[Rows from a figure dataset]
= = = =

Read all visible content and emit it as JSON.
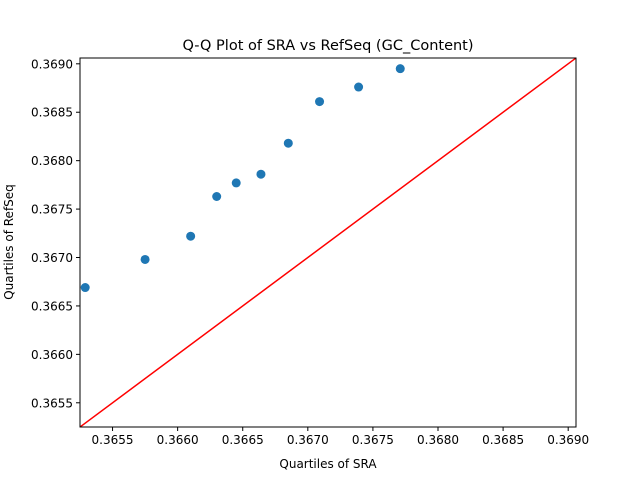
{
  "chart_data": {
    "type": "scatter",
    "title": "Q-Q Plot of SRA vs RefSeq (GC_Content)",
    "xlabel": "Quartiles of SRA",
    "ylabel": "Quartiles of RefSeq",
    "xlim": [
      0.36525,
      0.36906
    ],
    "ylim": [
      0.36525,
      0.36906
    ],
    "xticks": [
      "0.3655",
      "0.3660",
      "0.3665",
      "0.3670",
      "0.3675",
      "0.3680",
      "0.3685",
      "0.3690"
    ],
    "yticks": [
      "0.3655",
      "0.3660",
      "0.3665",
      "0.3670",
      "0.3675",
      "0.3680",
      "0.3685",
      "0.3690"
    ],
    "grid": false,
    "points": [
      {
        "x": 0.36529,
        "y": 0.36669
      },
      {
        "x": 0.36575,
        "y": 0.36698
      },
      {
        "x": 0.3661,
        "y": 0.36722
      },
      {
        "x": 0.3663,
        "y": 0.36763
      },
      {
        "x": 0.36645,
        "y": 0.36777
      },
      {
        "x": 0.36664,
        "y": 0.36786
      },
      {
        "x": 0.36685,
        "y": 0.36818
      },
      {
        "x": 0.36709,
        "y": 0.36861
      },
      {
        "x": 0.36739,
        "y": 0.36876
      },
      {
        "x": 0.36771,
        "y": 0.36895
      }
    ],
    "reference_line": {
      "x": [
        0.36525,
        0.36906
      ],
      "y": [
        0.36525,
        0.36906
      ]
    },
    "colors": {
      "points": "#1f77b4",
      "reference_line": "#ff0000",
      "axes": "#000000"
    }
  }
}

= = = =

§ YOUR TASK: Identify every line above that includes the word "RefSeq", and show those lines.

§ REPLY TO THE EXERCISE:
    "title": "Q-Q Plot of SRA vs RefSeq (GC_Content)",
    "ylabel": "Quartiles of RefSeq",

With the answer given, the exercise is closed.